THE RECORDS ▸
——

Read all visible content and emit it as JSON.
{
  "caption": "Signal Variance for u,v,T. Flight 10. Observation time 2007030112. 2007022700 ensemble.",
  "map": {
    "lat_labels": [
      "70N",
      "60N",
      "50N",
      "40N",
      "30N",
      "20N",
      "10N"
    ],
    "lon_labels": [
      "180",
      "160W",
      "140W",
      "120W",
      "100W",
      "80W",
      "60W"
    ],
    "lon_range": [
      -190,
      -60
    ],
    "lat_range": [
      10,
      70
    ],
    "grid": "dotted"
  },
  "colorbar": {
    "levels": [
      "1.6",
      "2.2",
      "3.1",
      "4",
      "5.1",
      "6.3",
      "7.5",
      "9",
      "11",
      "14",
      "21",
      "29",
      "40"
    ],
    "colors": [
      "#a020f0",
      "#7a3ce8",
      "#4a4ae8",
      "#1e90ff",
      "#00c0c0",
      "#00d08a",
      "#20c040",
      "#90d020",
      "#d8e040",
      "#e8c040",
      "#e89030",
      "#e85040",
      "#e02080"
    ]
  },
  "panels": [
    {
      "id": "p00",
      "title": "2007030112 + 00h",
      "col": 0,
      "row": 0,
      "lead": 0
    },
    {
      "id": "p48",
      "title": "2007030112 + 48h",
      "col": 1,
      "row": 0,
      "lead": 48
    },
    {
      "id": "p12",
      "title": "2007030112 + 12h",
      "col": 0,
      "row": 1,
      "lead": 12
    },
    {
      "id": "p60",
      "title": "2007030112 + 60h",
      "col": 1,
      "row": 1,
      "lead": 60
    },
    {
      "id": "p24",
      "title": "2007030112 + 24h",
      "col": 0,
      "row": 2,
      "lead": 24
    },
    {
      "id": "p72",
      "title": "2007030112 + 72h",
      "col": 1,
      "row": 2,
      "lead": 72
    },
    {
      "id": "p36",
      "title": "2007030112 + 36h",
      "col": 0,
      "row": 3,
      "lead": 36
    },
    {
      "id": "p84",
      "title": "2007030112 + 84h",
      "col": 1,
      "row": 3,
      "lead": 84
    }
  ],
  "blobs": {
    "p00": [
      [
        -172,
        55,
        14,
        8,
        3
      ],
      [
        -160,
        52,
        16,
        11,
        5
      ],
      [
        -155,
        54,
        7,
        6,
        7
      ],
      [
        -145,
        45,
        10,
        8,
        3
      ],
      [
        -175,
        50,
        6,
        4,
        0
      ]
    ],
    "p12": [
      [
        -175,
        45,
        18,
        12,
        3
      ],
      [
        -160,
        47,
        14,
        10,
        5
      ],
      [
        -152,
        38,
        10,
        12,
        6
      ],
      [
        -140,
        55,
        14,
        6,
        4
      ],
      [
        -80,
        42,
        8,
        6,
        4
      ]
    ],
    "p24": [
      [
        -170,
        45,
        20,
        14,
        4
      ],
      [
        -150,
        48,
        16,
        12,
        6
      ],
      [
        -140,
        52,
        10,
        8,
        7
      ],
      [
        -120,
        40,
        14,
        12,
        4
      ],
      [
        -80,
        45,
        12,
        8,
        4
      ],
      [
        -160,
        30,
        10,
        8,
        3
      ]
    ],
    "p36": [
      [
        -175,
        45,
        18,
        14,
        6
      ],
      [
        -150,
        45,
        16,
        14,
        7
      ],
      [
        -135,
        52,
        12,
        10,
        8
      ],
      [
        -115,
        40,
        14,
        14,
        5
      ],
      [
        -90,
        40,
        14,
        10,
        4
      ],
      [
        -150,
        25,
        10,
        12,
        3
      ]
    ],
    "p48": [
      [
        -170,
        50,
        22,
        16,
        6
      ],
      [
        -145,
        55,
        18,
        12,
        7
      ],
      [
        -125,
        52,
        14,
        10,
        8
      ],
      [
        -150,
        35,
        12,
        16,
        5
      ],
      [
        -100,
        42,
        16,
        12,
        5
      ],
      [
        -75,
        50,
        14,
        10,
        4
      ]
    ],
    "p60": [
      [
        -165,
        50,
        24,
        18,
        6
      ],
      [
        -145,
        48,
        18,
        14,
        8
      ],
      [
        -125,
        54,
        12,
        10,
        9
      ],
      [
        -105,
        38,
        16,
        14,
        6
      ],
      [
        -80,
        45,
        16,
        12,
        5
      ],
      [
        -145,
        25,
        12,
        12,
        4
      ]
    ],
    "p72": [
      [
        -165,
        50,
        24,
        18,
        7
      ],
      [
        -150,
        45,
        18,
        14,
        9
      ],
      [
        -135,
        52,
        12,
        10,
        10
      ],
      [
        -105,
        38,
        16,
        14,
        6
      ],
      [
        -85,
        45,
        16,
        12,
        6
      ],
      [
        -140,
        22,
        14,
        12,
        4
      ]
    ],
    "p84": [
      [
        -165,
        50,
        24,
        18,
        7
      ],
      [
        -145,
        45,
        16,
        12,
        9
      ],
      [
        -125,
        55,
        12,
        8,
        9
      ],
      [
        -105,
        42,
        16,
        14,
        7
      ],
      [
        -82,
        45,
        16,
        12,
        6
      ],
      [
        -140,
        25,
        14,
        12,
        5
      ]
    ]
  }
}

——

WHAT YOU WILL DO ▸ Every entry should be output exactly as written, please.

OUTPUT FOR THIS EXERCISE ▸
Read all visible content and emit it as JSON.
{
  "caption": "Signal Variance for u,v,T. Flight 10. Observation time 2007030112. 2007022700 ensemble.",
  "map": {
    "lat_labels": [
      "70N",
      "60N",
      "50N",
      "40N",
      "30N",
      "20N",
      "10N"
    ],
    "lon_labels": [
      "180",
      "160W",
      "140W",
      "120W",
      "100W",
      "80W",
      "60W"
    ],
    "lon_range": [
      -190,
      -60
    ],
    "lat_range": [
      10,
      70
    ],
    "grid": "dotted"
  },
  "colorbar": {
    "levels": [
      "1.6",
      "2.2",
      "3.1",
      "4",
      "5.1",
      "6.3",
      "7.5",
      "9",
      "11",
      "14",
      "21",
      "29",
      "40"
    ],
    "colors": [
      "#a020f0",
      "#7a3ce8",
      "#4a4ae8",
      "#1e90ff",
      "#00c0c0",
      "#00d08a",
      "#20c040",
      "#90d020",
      "#d8e040",
      "#e8c040",
      "#e89030",
      "#e85040",
      "#e02080"
    ]
  },
  "panels": [
    {
      "id": "p00",
      "title": "2007030112 + 00h",
      "col": 0,
      "row": 0,
      "lead": 0
    },
    {
      "id": "p48",
      "title": "2007030112 + 48h",
      "col": 1,
      "row": 0,
      "lead": 48
    },
    {
      "id": "p12",
      "title": "2007030112 + 12h",
      "col": 0,
      "row": 1,
      "lead": 12
    },
    {
      "id": "p60",
      "title": "2007030112 + 60h",
      "col": 1,
      "row": 1,
      "lead": 60
    },
    {
      "id": "p24",
      "title": "2007030112 + 24h",
      "col": 0,
      "row": 2,
      "lead": 24
    },
    {
      "id": "p72",
      "title": "2007030112 + 72h",
      "col": 1,
      "row": 2,
      "lead": 72
    },
    {
      "id": "p36",
      "title": "2007030112 + 36h",
      "col": 0,
      "row": 3,
      "lead": 36
    },
    {
      "id": "p84",
      "title": "2007030112 + 84h",
      "col": 1,
      "row": 3,
      "lead": 84
    }
  ],
  "blobs": {
    "p00": [
      [
        -172,
        55,
        14,
        8,
        3
      ],
      [
        -160,
        52,
        16,
        11,
        5
      ],
      [
        -155,
        54,
        7,
        6,
        7
      ],
      [
        -145,
        45,
        10,
        8,
        3
      ],
      [
        -175,
        50,
        6,
        4,
        0
      ]
    ],
    "p12": [
      [
        -175,
        45,
        18,
        12,
        3
      ],
      [
        -160,
        47,
        14,
        10,
        5
      ],
      [
        -152,
        38,
        10,
        12,
        6
      ],
      [
        -140,
        55,
        14,
        6,
        4
      ],
      [
        -80,
        42,
        8,
        6,
        4
      ]
    ],
    "p24": [
      [
        -170,
        45,
        20,
        14,
        4
      ],
      [
        -150,
        48,
        16,
        12,
        6
      ],
      [
        -140,
        52,
        10,
        8,
        7
      ],
      [
        -120,
        40,
        14,
        12,
        4
      ],
      [
        -80,
        45,
        12,
        8,
        4
      ],
      [
        -160,
        30,
        10,
        8,
        3
      ]
    ],
    "p36": [
      [
        -175,
        45,
        18,
        14,
        6
      ],
      [
        -150,
        45,
        16,
        14,
        7
      ],
      [
        -135,
        52,
        12,
        10,
        8
      ],
      [
        -115,
        40,
        14,
        14,
        5
      ],
      [
        -90,
        40,
        14,
        10,
        4
      ],
      [
        -150,
        25,
        10,
        12,
        3
      ]
    ],
    "p48": [
      [
        -170,
        50,
        22,
        16,
        6
      ],
      [
        -145,
        55,
        18,
        12,
        7
      ],
      [
        -125,
        52,
        14,
        10,
        8
      ],
      [
        -150,
        35,
        12,
        16,
        5
      ],
      [
        -100,
        42,
        16,
        12,
        5
      ],
      [
        -75,
        50,
        14,
        10,
        4
      ]
    ],
    "p60": [
      [
        -165,
        50,
        24,
        18,
        6
      ],
      [
        -145,
        48,
        18,
        14,
        8
      ],
      [
        -125,
        54,
        12,
        10,
        9
      ],
      [
        -105,
        38,
        16,
        14,
        6
      ],
      [
        -80,
        45,
        16,
        12,
        5
      ],
      [
        -145,
        25,
        12,
        12,
        4
      ]
    ],
    "p72": [
      [
        -165,
        50,
        24,
        18,
        7
      ],
      [
        -150,
        45,
        18,
        14,
        9
      ],
      [
        -135,
        52,
        12,
        10,
        10
      ],
      [
        -105,
        38,
        16,
        14,
        6
      ],
      [
        -85,
        45,
        16,
        12,
        6
      ],
      [
        -140,
        22,
        14,
        12,
        4
      ]
    ],
    "p84": [
      [
        -165,
        50,
        24,
        18,
        7
      ],
      [
        -145,
        45,
        16,
        12,
        9
      ],
      [
        -125,
        55,
        12,
        8,
        9
      ],
      [
        -105,
        42,
        16,
        14,
        7
      ],
      [
        -82,
        45,
        16,
        12,
        6
      ],
      [
        -140,
        25,
        14,
        12,
        5
      ]
    ]
  }
}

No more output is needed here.